### Input data
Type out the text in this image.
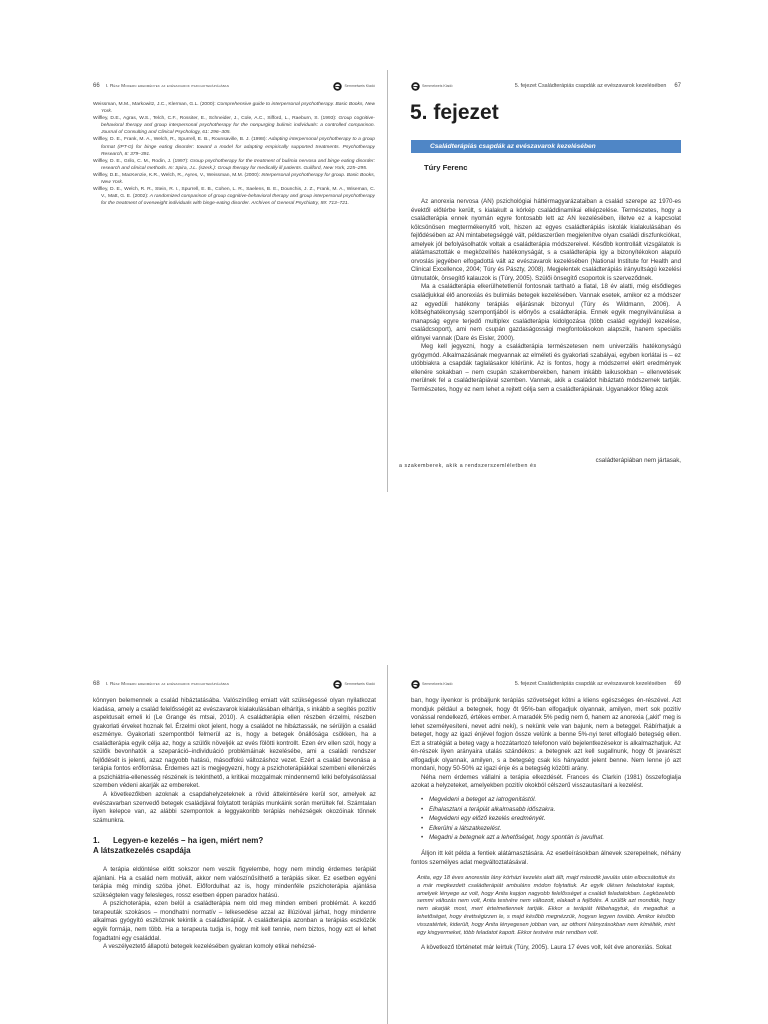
66 I. Rész Modern eredmények az evészavarok pszichoterápiájában	Semmelweis Kiadó
Weissman, M.M., Markowitz, J.C., Klerman, G.L. (2000): Comprehensive guide to interpersonal psychotherapy. Basic Books, New York.
Wilfley, D.E., Agras, W.S., Telch, C.F., Rossiter, E., Schneider, J., Cole, A.C., Sifford, L., Raeburn, S. (1993): Group cognitive-behavioral therapy and group interpersonal psychotherapy for the nonpurging bulimic individuals: a controlled comparison. Journal of Consulting and Clinical Psychology, 61: 296–305.
Wilfley, D. E., Frank, M. A., Welch, R., Spurrell, E. B., Rounsaville, B. J. (1998): Adapting interpersonal psychotherapy to a group format (IPT-G) for binge eating disorder: toward a model for adapting empirically supported treatments. Psychotherapy Research, 8: 379–391.
Wilfley, D. E., Grilo, C. M., Rodin, J. (1997): Group psychotherapy for the treatment of bulimia nervosa and binge eating disorder: research and clinical methods. In: Spira, J.L. (szerk.): Group therapy for medically ill patients. Guilford, New York, 225–295.
Wilfley, D.E., MacKenzie, K.R., Welch, R., Ayres, V., Weissman, M.M. (2000): Interpersonal psychotherapy for group. Basic Books, New York.
Wilfley, D. E., Welch, R. R., Stein, R. I., Spurrell, E. B., Cohen, L. R., Saelens, B. E., Dounchis, J. Z., Frank, M. A., Wiseman, C. V., Matt, G. E. (2002): A randomized comparison of group cognitive-behavioral therapy and group interpersonal psychotherapy for the treatment of overweight individuals with binge-eating disorder. Archives of General Psychiatry, 59: 713–721.
Semmelweis Kiadó	5. fejezet Családterápiás csapdák az evészavarok kezelésében 67
5. fejezet
Családterápiás csapdák az evészavarok kezelésében
Túry Ferenc

Az anorexia nervosa (AN) pszichológiai háttérmagyarázataiban a család szerepe az 1970-es évektől előtérbe került, s kialakult a kórkép családdinamikai elképzelése. Természetes, hogy a családterápia ennek nyomán egyre fontosabb lett az AN kezelésében, illetve ez a kapcsolat kölcsönösen megtermékenyítő volt, hiszen az egyes családterápiás iskolák kialakulásában és fejlődésében az AN mintabetegséggé vált, példaszerűen megjelenítve olyan családi diszfunkciókat, amelyek jól befolyásolhatók voltak a családterápia módszereivel. Később kontrollált vizsgálatok is alátámasztották e megközelítés hatékonyságát, s a családterápia így a bizonyítékokon alapuló orvoslás jegyében elfogadottá vált az evészavarok kezelésében (National Institute for Health and Clinical Excellence, 2004; Túry és Pászty, 2008). Megjelentek családterápiás irányultságú kezelési útmutatók, önsegítő kalauzok is (Túry, 2005). Szülői önsegítő csoportok is szerveződnek.

Ma a családterápia elkerülhetetlenül fontosnak tartható a fiatal, 18 év alatti, még elsődleges családjukkal élő anorexiás és bulimiás betegek kezelésében. Vannak esetek, amikor ez a módszer az egyedüli hatékony terápiás eljárásnak bizonyul (Túry és Wildmann, 2006). A költséghatékonyság szempontjából is előnyös a családterápia. Ennek egyik megnyilvánulása a manapság egyre terjedő multiplex családterápia kidolgozása (több család egyidejű kezelése, családcsoport), ami nem csupán gazdaságossági megfontolásokon alapszik, hanem speciális előnyei vannak (Dare és Eisler, 2000).

Meg kell jegyezni, hogy a családterápia természetesen nem univerzális hatékonyságú gyógymód. Alkalmazásának megvannak az elméleti és gyakorlati szabályai, egyben korlátai is – ez utóbbiakra a csapdák taglalásakor kitérünk. Az is fontos, hogy a módszerrel elért eredmények ellenére sokakban – nem csupán szakemberekben, hanem inkább laikusokban – ellenvetések merülnek fel a családterápiával szemben. Vannak, akik a családot hibáztató módszernek tartják. Természetes, hogy ez nem lehet a rejtett célja sem a családterápiának. Ugyanakkor főleg azok

családterápiában nem jártasak,
a szakemberek, akik a rendszerszemléletben és
68 I. Rész Modern eredmények az evészavarok pszichoterápiájában	Semmelweis Kiadó

könnyen belemennek a család hibáztatásába. Valószínűleg emiatt vált szükségessé olyan nyilatkozat kiadása, amely a család felelősségét az evészavarok kialakulásában elhárítja, s inkább a segítés pozitív aspektusait emeli ki (Le Grange és mtsai, 2010). A családterápia ellen részben érzelmi, részben gyakorlati érveket hoznak fel. Érzelmi okot jelent, hogy a családot ne hibáztassák, ne sérüljön a család eszménye. Gyakorlati szempontból felmerül az is, hogy a betegek önállósága csökken, ha a családterápia egyik célja az, hogy a szülők növeljék az evés fölötti kontrollt. Ezen érv ellen szól, hogy a szülők bevonhatók a szeparáció–individuáció problémáinak kezelésébe, ami a családi rendszer fejlődését is jelenti, azaz nagyobb hatású, másodfokú változáshoz vezet. Ezért a család bevonása a terápia fontos erőforrása. Érdemes azt is megjegyezni, hogy a pszichoterápiákkal szembeni ellenérzés a pszichiátria-ellenesség részének is tekinthető, a kritikai mozgalmak mindennemű lelki befolyásolással szemben védeni akarják az embereket.

A következőkben azoknak a csapdahelyzeteknek a rövid áttekintésére kerül sor, amelyek az evészavarban szenvedő betegek családjával folytatott terápiás munkáink során merültek fel. Számtalan ilyen kelepce van, az alábbi szempontok a leggyakoribb terápiás nehézségek okozóinak tűnnek számunkra.

1. Legyen-e kezelés – ha igen, miért nem?
A látszatkezelés csapdája

A terápia eldöntése előtt sokszor nem veszik figyelembe, hogy nem mindig érdemes terápiát ajánlani. Ha a család nem motivált, akkor nem valószínűsíthető a terápiás siker. Ez esetben egyéni terápia még mindig szóba jöhet. Előfordulhat az is, hogy mindenféle pszichoterápia ajánlása szükségtelen vagy felesleges, rossz esetben éppen paradox hatású.

A pszichoterápia, ezen belül a családterápia nem old meg minden emberi problémát. A kezdő terapeuták szokásos – mondhatni normatív – lelkesedése azzal az illúzióval járhat, hogy mindenre alkalmas gyógyító eszköznek tekintik a családterápiát. A családterápia azonban a terápiás eszközök egyik formája, nem több. Ha a terapeuta tudja is, hogy mit kell tennie, nem biztos, hogy ezt el lehet fogadtatni egy családdal.

A veszélyeztető állapotú betegek kezelésében gyakran komoly etikai nehézsé-

Semmelweis Kiadó	5. fejezet Családterápiás csapdák az evészavarok kezelésében 69

ban, hogy ilyenkor is próbáljunk terápiás szövetséget kötni a kliens egészséges én-részével. Azt mondjuk például a betegnek, hogy őt 95%-ban elfogadjuk olyannak, amilyen, mert sok pozitív vonással rendelkező, értékes ember. A maradék 5% pedig nem ő, hanem az anorexia („akit” meg is lehet személyesíteni, nevet adni neki), s nekünk vele van bajunk, nem a beteggel. Rábírhatjuk a beteget, hogy az igazi énjével fogjon össze velünk a benne 5%-nyi teret elfoglaló betegség ellen. Ezt a stratégiát a beteg vagy a hozzátartozó telefonon való bejelentkezésekor is alkalmazhatjuk. Az én-részek ilyen arányaira utalás szándékos: a betegnek azt kell sugallnunk, hogy őt javarészt elfogadjuk olyannak, amilyen, s a betegség csak kis hányadot jelent benne. Nem lenne jó azt mondani, hogy 50-50% az igazi énje és a betegség közötti arány.

Néha nem érdemes vállalni a terápia elkezdését. Frances és Clarkin (1981) összefoglalja azokat a helyzeteket, amelyekben pozitív okokból célszerű visszautasítani a kezelést.

• Megvédeni a beteget az iatrogenitástól.
• Elhalasztani a terápiát alkalmasabb időszakra.
• Megvédeni egy előző kezelés eredményét.
• Elkerülni a látszatkezelést.
• Megadni a betegnek azt a lehetőséget, hogy spontán is javulhat.

Álljon itt két példa a fentiek alátámasztására. Az esetleírásokban álnevek szerepelnek, néhány fontos személyes adat megváltoztatásával.

Anita, egy 18 éves anorexiás lány kórházi kezelés alatt állt, majd második javulás után elbocsátottuk és a már megkezdett családterápiát ambuláns módon folytattuk. Az egyik ülésen feladatokat kaptak, amelyek lényege az volt, hogy Anita kapjon nagyobb felelősséget a családi feladatokban. Legközelebb semmi változás nem volt, Anita testvére nem változott, elakadt a fejlődés. A szülők azt mondták, hogy nem akarják most, mert értelmetlennek tartják. Ekkor a terápiát félbehagytuk, és megadtuk a lehetőséget, hogy érettségizzen le, s majd később megnézzük, hogyan legyen tovább. Amikor később visszatértek, kiderült, hogy Anita lényegesen jobban van, az otthoni hiányzásokban nem kímélték, mint egy kisgyermeket, több feladatot kapott. Ekkor testvére már rendben volt.

A következő történetet már leírtuk (Túry, 2005). Laura 17 éves volt, két éve anorexiás. Sokat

### Assignment
Only the lines that contain the string "Weissman" are to be copied from the records.

### Exercise solution
Weissman, M.M., Markowitz, J.C., Klerman, G.L. (2000): Comprehensive guide to interpersonal psychotherapy. Basic Books, New York.
Wilfley, D.E., MacKenzie, K.R., Welch, R., Ayres, V., Weissman, M.M. (2000): Interpersonal psychotherapy for group. Basic Books, New York.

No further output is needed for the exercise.